* GIVEN PASSAGE *
++++++++++++++++++++

Laura: “Jill, 28, a Vancouver native now working at an insurance company in New York City, said that if she absolutely can’t avoid the act entirely, she lifts her feet off the ground and props them up against the side of the stall to avoid the “chance that the person next to me would recognize my shoes and forever hold in their heads that I was the girl” defecating in the ladies’ room.” —“The Last Office Taboo for Women: Doing Your Business at Work”
Jamie: “We cannot thank you enough for your tremendous effort. This company has successfully tackled other immense challenges and prevailed—and we will again. This huge investment is worth it because we are making permanent, positive changes to make our company better, stronger and healthier for the long-run.”
Verdict: Both of these are fine specimens. Laura’s anecdote about a female professional too anxious to poop at work puts us right in the stall with her, feeling all of Jill’s shame. Jamie’s rallying cry, on the other hand, is a stirring call to action, akin to something General Patton might have told his troops. You can’t really compare the two — each is a masterful stroke in its own genre.
Advantage: Toss-up.

++++++++++++++++++++

* EXTRACTED RECORDS *
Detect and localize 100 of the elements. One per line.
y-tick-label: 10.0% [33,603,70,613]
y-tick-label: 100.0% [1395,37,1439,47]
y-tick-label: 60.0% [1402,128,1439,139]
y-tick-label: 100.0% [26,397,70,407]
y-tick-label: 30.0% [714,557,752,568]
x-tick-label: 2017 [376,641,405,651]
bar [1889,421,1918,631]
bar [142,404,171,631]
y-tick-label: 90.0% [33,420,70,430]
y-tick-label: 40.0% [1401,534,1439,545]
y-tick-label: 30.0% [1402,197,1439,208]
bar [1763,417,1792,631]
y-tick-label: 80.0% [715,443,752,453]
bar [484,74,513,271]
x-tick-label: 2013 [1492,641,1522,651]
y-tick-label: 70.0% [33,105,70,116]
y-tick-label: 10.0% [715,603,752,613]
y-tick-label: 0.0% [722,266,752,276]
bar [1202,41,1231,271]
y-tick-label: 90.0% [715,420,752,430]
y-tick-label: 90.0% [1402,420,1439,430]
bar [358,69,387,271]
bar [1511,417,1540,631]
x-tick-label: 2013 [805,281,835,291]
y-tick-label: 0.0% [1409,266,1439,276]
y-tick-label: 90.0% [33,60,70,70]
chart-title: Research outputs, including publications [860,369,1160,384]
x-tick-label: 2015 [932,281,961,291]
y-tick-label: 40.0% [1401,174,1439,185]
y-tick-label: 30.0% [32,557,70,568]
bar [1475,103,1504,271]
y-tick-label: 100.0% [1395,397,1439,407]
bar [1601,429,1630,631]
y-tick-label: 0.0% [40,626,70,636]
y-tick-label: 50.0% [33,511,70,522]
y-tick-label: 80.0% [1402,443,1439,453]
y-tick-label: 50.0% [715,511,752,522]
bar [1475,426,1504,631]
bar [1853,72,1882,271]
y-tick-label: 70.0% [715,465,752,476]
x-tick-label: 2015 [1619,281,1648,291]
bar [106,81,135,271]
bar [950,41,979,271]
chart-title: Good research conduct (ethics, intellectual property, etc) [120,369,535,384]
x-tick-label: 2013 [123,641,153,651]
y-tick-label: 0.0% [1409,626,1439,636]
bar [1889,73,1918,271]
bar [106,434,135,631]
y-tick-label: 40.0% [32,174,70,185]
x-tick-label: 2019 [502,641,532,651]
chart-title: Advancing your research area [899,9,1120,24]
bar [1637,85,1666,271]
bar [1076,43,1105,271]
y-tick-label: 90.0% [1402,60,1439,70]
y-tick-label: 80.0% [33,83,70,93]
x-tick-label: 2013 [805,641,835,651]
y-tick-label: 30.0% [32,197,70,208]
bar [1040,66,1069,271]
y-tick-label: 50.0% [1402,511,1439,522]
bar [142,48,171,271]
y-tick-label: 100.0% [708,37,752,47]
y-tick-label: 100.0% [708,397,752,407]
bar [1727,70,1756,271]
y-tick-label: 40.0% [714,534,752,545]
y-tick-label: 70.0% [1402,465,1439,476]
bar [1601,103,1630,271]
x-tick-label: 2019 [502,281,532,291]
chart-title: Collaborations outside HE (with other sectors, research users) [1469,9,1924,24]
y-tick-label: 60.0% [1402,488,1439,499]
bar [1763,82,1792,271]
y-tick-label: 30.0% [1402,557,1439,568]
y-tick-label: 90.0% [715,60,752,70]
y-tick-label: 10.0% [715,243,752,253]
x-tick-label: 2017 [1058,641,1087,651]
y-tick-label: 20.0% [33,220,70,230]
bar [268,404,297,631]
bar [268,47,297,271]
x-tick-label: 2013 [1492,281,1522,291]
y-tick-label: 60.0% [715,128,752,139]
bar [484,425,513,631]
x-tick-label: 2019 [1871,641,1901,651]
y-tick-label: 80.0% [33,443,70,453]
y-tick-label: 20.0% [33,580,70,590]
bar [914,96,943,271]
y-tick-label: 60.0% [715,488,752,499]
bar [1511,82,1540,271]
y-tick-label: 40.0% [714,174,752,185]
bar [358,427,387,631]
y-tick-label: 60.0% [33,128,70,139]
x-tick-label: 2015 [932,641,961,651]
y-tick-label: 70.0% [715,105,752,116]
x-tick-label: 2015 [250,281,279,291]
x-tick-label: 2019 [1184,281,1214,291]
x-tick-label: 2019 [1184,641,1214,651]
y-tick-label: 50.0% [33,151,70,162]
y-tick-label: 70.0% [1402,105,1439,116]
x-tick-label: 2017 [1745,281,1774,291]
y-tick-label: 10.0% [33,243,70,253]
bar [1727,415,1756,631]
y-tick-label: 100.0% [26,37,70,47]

++++++++++++++++++++

* YOUR TASK *
According to the given passage, what does Jill do with her feet when she can't avoid the act entirely? None of the data is needed for this.

* RESPONSE *
She lifts them off the ground and props them up against the side of the stall.